-- start DATASET EXTRACT --

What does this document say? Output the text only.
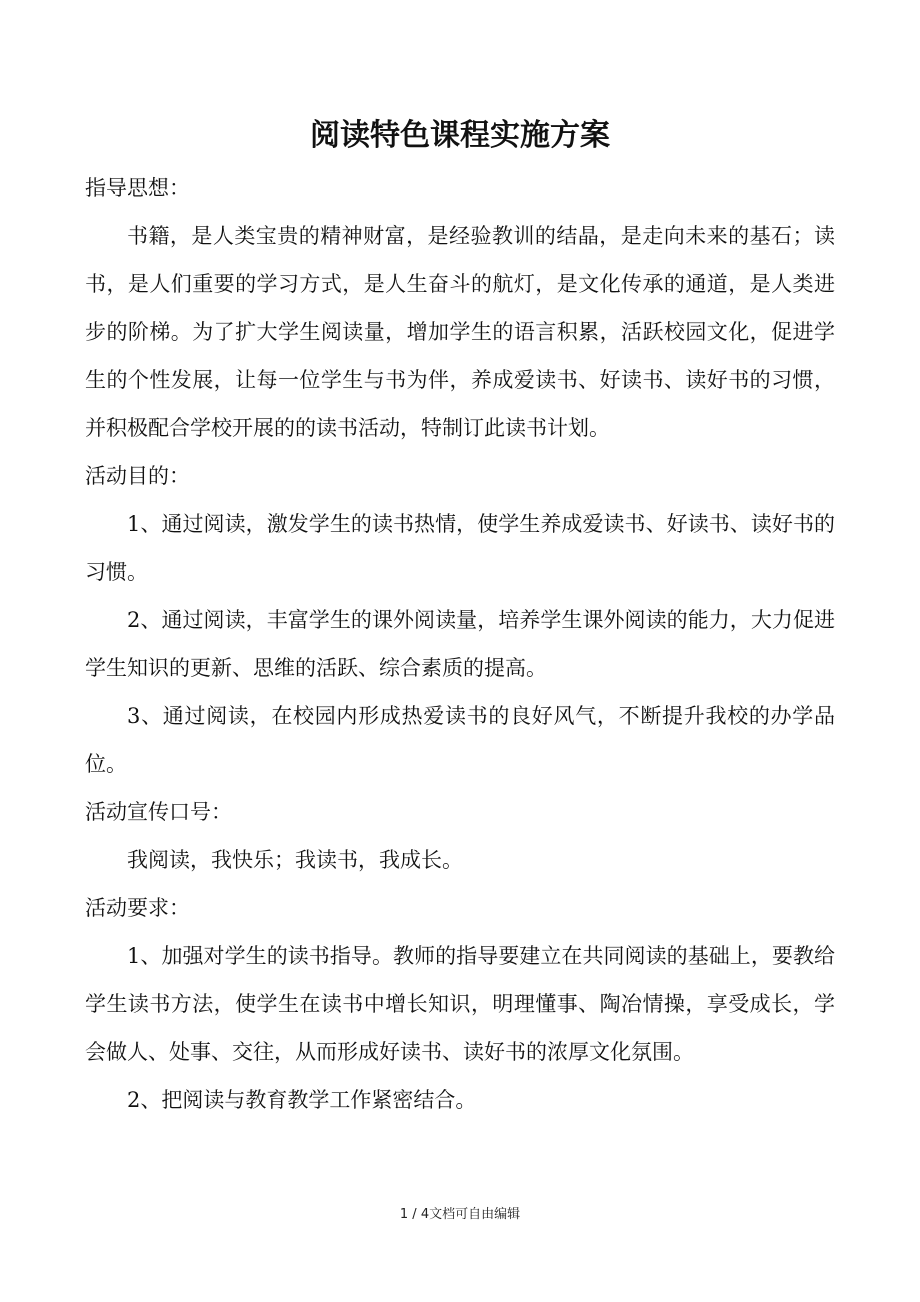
阅读特色课程实施方案

指导思想：

书籍，是人类宝贵的精神财富，是经验教训的结晶，是走向未来的基石；读书，是人们重要的学习方式，是人生奋斗的航灯，是文化传承的通道，是人类进步的阶梯。为了扩大学生阅读量，增加学生的语言积累，活跃校园文化，促进学生的个性发展，让每一位学生与书为伴，养成爱读书、好读书、读好书的习惯，并积极配合学校开展的的读书活动，特制订此读书计划。

活动目的：

1、通过阅读，激发学生的读书热情，使学生养成爱读书、好读书、读好书的习惯。

2、通过阅读，丰富学生的课外阅读量，培养学生课外阅读的能力，大力促进学生知识的更新、思维的活跃、综合素质的提高。

3、通过阅读，在校园内形成热爱读书的良好风气，不断提升我校的办学品位。

活动宣传口号：

我阅读，我快乐；我读书，我成长。

活动要求：

1、加强对学生的读书指导。教师的指导要建立在共同阅读的基础上，要教给学生读书方法，使学生在读书中增长知识，明理懂事、陶冶情操，享受成长，学会做人、处事、交往，从而形成好读书、读好书的浓厚文化氛围。

2、把阅读与教育教学工作紧密结合。

1 / 4文档可自由编辑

-- end DATASET EXTRACT --

# DIRECTIVE:
Images do not belong in the copy; reproduce all other parts of the records above verbatim.

# OUTPUT BELOW:
What does this document say? Output the text only.
阅读特色课程实施方案

指导思想：

书籍，是人类宝贵的精神财富，是经验教训的结晶，是走向未来的基石；读书，是人们重要的学习方式，是人生奋斗的航灯，是文化传承的通道，是人类进步的阶梯。为了扩大学生阅读量，增加学生的语言积累，活跃校园文化，促进学生的个性发展，让每一位学生与书为伴，养成爱读书、好读书、读好书的习惯，并积极配合学校开展的的读书活动，特制订此读书计划。

活动目的：

1、通过阅读，激发学生的读书热情，使学生养成爱读书、好读书、读好书的习惯。

2、通过阅读，丰富学生的课外阅读量，培养学生课外阅读的能力，大力促进学生知识的更新、思维的活跃、综合素质的提高。

3、通过阅读，在校园内形成热爱读书的良好风气，不断提升我校的办学品位。

活动宣传口号：

我阅读，我快乐；我读书，我成长。

活动要求：

1、加强对学生的读书指导。教师的指导要建立在共同阅读的基础上，要教给学生读书方法，使学生在读书中增长知识，明理懂事、陶冶情操，享受成长，学会做人、处事、交往，从而形成好读书、读好书的浓厚文化氛围。

2、把阅读与教育教学工作紧密结合。

1 / 4文档可自由编辑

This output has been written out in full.